(Collected data entries)
::::::::::

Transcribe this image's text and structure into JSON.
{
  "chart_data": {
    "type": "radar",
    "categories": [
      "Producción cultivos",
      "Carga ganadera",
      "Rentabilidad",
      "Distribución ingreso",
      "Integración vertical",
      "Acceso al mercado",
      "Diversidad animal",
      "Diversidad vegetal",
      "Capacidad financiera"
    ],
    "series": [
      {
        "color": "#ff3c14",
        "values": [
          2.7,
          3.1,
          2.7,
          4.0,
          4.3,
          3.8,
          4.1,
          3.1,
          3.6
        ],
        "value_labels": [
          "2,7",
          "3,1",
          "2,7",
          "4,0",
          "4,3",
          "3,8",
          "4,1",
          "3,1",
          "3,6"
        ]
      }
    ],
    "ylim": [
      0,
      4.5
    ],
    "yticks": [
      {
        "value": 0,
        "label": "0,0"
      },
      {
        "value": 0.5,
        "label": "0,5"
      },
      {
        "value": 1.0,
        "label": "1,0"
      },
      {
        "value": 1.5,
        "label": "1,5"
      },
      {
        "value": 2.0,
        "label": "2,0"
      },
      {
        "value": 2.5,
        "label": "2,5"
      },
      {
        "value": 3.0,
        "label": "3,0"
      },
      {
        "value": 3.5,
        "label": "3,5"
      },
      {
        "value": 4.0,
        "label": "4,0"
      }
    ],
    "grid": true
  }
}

::::::::::

= Work required =
Reproduce each entry from the records above, character for character.

= The response =
Transcribe this image's text and structure into JSON.
{
  "chart_data": {
    "type": "radar",
    "categories": [
      "Producción cultivos",
      "Carga ganadera",
      "Rentabilidad",
      "Distribución ingreso",
      "Integración vertical",
      "Acceso al mercado",
      "Diversidad animal",
      "Diversidad vegetal",
      "Capacidad financiera"
    ],
    "series": [
      {
        "color": "#ff3c14",
        "values": [
          2.7,
          3.1,
          2.7,
          4.0,
          4.3,
          3.8,
          4.1,
          3.1,
          3.6
        ],
        "value_labels": [
          "2,7",
          "3,1",
          "2,7",
          "4,0",
          "4,3",
          "3,8",
          "4,1",
          "3,1",
          "3,6"
        ]
      }
    ],
    "ylim": [
      0,
      4.5
    ],
    "yticks": [
      {
        "value": 0,
        "label": "0,0"
      },
      {
        "value": 0.5,
        "label": "0,5"
      },
      {
        "value": 1.0,
        "label": "1,0"
      },
      {
        "value": 1.5,
        "label": "1,5"
      },
      {
        "value": 2.0,
        "label": "2,0"
      },
      {
        "value": 2.5,
        "label": "2,5"
      },
      {
        "value": 3.0,
        "label": "3,0"
      },
      {
        "value": 3.5,
        "label": "3,5"
      },
      {
        "value": 4.0,
        "label": "4,0"
      }
    ],
    "grid": true
  }
}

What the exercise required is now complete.